* [ARBEITSAUFTRAG] Schreiben Sie aus dem Text über kolonial-rassistische Wissensproduktion die Passage von „Kolonial-rassistische Wissensproduktion mündete“ bis „rechtfertigen zu können.“ wortgetreu ab.

* [AUSGEWÄHLTER AUSZUG]
==============================

Kolonial-rassistische Wissensproduktion mündete oftmals in einem perfiden und folgenschweren Paradox: „Das hier produzierte Wissen ermöglicht[e] den ‚Zivilisierten‘ die Anwendung ‚barbarischer‘ Praktiken und untermauert[e] dabei gleichzeitig die Konstruktion der Täteridentität als zivilisiert und der Opfer als unzivilisiert“ (Ziai 2006, S. 34). Rassismus war Ermöglichungsbedingung und Ausdruck des gewaltvollen und entmenschlichenden Handelns der Täter*innen. Mit ihm wurden identitätsbildende Differenzen und Hierarchien etabliert, um die Gräuel und Ungerechtigkeiten (vor sich selbst) rechtfertigen zu können.

==============================

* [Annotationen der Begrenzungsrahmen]
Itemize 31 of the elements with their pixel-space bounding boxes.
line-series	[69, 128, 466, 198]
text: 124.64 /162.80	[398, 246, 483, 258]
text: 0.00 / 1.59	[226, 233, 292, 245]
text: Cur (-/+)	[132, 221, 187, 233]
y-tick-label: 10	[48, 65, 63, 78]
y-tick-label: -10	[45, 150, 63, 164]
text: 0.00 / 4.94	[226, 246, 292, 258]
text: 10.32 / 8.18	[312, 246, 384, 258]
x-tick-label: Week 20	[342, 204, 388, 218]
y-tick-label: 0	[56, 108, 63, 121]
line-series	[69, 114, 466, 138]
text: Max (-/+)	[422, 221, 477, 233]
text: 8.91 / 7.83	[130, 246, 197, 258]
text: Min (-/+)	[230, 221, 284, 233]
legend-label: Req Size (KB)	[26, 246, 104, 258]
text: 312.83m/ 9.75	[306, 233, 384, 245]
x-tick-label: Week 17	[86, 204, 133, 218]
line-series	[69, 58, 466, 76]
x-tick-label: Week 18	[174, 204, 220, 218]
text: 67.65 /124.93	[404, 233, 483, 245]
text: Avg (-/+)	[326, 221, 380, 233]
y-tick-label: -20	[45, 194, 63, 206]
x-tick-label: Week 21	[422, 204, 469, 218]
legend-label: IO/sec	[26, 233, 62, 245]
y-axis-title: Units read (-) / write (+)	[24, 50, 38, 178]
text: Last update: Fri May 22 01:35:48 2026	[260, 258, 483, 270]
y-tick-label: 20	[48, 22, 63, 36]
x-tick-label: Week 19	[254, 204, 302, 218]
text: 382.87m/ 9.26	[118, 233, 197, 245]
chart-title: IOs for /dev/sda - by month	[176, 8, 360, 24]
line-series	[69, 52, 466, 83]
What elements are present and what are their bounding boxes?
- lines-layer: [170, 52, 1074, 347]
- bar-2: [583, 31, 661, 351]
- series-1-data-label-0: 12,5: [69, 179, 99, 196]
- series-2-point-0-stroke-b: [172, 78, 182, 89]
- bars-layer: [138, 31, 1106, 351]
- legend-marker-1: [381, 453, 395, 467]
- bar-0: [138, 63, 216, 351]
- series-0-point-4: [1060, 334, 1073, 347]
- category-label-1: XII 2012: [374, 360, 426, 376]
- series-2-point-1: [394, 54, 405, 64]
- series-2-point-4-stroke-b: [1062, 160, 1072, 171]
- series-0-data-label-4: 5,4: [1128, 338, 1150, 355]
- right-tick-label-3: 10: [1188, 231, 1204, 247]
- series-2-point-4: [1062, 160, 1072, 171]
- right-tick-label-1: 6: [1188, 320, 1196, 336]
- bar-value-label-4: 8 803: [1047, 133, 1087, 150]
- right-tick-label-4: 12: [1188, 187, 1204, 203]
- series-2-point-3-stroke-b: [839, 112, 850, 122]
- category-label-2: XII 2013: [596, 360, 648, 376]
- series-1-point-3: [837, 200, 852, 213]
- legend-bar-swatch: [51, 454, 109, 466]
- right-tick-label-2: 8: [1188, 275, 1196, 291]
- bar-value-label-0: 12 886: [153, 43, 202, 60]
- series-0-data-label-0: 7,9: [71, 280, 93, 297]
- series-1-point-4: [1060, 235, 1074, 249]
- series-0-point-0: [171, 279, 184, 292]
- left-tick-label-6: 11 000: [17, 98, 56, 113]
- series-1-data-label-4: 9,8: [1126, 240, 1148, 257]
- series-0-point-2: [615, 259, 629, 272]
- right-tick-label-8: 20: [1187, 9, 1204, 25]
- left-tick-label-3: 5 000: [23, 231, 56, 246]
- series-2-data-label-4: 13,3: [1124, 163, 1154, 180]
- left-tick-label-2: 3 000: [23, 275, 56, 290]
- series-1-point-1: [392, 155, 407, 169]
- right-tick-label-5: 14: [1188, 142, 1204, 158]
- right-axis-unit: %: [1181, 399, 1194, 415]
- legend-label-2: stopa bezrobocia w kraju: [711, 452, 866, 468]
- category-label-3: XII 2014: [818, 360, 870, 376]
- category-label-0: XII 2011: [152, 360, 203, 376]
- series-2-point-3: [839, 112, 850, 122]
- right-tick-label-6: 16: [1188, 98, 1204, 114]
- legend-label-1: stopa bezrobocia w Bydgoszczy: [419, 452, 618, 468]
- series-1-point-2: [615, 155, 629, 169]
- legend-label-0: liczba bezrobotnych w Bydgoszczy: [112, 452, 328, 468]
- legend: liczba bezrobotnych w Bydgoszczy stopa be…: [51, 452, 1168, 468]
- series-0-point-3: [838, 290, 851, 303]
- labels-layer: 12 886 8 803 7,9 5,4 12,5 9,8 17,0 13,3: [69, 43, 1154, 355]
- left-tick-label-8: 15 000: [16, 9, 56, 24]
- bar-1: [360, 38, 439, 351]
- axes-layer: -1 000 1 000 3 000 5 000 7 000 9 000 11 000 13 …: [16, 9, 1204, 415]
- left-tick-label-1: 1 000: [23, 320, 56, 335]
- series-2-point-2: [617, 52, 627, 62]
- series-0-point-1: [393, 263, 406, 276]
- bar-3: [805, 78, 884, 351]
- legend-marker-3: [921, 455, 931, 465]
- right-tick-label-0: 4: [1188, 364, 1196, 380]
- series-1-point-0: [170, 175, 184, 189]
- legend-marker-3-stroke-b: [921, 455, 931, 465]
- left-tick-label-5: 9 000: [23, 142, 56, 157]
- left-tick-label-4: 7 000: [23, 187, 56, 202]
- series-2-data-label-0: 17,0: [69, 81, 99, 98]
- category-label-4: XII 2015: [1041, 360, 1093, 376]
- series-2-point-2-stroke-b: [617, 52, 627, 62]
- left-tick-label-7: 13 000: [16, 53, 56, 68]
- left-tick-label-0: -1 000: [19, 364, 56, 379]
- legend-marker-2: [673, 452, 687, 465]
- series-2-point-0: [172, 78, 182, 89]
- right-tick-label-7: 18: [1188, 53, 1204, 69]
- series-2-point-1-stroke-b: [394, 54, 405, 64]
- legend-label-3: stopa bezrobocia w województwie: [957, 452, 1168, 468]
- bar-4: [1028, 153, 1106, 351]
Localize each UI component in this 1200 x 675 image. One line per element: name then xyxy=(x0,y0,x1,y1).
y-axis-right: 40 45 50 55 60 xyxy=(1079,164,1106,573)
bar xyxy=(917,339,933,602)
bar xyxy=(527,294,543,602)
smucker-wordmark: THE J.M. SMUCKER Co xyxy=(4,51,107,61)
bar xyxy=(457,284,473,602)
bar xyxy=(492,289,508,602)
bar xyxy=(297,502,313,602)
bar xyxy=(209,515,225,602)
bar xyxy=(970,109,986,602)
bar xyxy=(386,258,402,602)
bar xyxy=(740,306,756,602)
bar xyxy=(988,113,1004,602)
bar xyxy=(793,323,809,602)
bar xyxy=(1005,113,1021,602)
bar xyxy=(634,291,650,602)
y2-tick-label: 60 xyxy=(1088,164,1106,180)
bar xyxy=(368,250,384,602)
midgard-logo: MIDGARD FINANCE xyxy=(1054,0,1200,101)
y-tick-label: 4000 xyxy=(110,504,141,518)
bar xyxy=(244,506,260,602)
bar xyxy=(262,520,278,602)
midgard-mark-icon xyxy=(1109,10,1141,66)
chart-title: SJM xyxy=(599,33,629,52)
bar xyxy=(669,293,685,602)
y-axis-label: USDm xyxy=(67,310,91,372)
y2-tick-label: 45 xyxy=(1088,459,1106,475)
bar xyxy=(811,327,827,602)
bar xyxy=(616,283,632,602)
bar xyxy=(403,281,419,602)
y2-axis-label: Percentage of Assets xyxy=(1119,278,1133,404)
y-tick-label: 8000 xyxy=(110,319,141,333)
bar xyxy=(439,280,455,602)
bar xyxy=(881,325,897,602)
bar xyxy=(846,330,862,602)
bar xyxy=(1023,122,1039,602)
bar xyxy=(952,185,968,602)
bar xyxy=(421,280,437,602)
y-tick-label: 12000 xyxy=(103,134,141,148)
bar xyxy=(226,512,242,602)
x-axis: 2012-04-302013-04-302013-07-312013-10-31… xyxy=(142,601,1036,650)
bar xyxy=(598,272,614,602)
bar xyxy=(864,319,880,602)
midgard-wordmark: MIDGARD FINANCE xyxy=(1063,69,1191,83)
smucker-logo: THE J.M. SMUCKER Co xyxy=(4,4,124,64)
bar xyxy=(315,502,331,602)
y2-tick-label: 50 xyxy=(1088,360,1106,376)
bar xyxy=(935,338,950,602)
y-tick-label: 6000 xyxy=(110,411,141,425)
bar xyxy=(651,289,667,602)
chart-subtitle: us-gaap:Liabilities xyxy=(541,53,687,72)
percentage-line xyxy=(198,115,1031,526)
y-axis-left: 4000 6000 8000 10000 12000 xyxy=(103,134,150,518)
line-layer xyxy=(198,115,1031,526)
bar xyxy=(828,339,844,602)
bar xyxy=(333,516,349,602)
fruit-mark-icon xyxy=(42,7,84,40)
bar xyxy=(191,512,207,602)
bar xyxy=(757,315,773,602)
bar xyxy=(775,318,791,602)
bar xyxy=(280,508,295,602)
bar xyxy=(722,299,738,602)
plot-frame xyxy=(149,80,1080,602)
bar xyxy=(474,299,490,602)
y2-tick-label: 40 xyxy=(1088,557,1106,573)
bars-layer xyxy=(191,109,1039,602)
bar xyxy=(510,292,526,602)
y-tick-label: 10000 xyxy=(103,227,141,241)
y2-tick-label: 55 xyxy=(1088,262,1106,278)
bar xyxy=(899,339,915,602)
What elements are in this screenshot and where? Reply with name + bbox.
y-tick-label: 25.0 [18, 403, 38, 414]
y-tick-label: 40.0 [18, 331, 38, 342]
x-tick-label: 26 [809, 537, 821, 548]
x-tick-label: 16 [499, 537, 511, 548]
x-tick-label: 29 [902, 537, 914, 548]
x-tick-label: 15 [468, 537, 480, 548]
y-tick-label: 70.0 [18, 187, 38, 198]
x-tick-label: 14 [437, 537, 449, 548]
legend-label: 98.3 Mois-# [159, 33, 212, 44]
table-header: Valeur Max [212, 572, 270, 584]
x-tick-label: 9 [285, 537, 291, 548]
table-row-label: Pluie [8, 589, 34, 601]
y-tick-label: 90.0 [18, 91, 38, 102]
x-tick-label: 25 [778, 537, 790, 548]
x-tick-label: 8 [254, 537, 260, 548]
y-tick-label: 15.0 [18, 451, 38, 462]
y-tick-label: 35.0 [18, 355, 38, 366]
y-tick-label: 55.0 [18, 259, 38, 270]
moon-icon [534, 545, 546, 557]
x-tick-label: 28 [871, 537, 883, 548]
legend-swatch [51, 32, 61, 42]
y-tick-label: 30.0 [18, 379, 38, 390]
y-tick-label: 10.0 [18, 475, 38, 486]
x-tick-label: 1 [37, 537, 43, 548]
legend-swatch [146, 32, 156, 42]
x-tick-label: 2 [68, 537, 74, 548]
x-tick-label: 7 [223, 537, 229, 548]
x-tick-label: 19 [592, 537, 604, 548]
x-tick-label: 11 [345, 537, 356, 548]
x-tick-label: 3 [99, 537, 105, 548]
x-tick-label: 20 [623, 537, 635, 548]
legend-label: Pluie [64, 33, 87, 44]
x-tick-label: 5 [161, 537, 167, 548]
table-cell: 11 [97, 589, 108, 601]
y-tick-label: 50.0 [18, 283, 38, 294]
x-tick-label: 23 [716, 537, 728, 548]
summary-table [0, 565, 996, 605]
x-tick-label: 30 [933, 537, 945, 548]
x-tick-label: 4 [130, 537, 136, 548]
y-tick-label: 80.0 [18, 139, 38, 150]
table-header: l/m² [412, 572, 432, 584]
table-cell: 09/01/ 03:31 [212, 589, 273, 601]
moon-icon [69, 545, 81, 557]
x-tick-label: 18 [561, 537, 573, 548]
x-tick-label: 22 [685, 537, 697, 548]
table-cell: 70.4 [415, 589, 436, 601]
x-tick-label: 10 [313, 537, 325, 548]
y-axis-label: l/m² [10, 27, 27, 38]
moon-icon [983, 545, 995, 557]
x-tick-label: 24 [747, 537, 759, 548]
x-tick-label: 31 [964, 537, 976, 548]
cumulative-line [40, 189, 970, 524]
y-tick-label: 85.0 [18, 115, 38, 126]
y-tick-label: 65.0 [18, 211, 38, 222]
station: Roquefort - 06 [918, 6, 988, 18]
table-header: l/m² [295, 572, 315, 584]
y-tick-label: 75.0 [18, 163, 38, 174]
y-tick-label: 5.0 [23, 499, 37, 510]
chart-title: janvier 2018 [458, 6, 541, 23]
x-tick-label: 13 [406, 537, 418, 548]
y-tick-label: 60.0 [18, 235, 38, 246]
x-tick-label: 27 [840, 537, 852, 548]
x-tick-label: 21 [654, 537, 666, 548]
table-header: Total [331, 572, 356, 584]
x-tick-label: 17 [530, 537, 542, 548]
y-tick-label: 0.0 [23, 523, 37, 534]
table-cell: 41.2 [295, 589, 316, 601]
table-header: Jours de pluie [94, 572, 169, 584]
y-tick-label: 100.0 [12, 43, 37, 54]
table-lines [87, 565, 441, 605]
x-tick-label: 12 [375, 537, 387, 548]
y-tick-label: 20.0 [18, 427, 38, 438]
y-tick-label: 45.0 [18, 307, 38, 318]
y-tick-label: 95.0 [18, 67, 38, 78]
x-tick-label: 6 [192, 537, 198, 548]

==============================

* [GELÖSTE AUFGABE]
Kolonial-rassistische Wissensproduktion mündete oftmals in einem perfiden und folgenschweren Paradox: „Das hier produzierte Wissen ermöglicht[e] den ‚Zivilisierten‘ die Anwendung ‚barbarischer‘ Praktiken und untermauert[e] dabei gleichzeitig die Konstruktion der Täteridentität als zivilisiert und der Opfer als unzivilisiert“ (Ziai 2006, S. 34). Rassismus war Ermöglichungsbedingung und Ausdruck des gewaltvollen und entmenschlichenden Handelns der Täter*innen. Mit ihm wurden identitätsbildende Differenzen und Hierarchien etabliert, um die Gräuel und Ungerechtigkeiten (vor sich selbst) rechtfertigen zu können.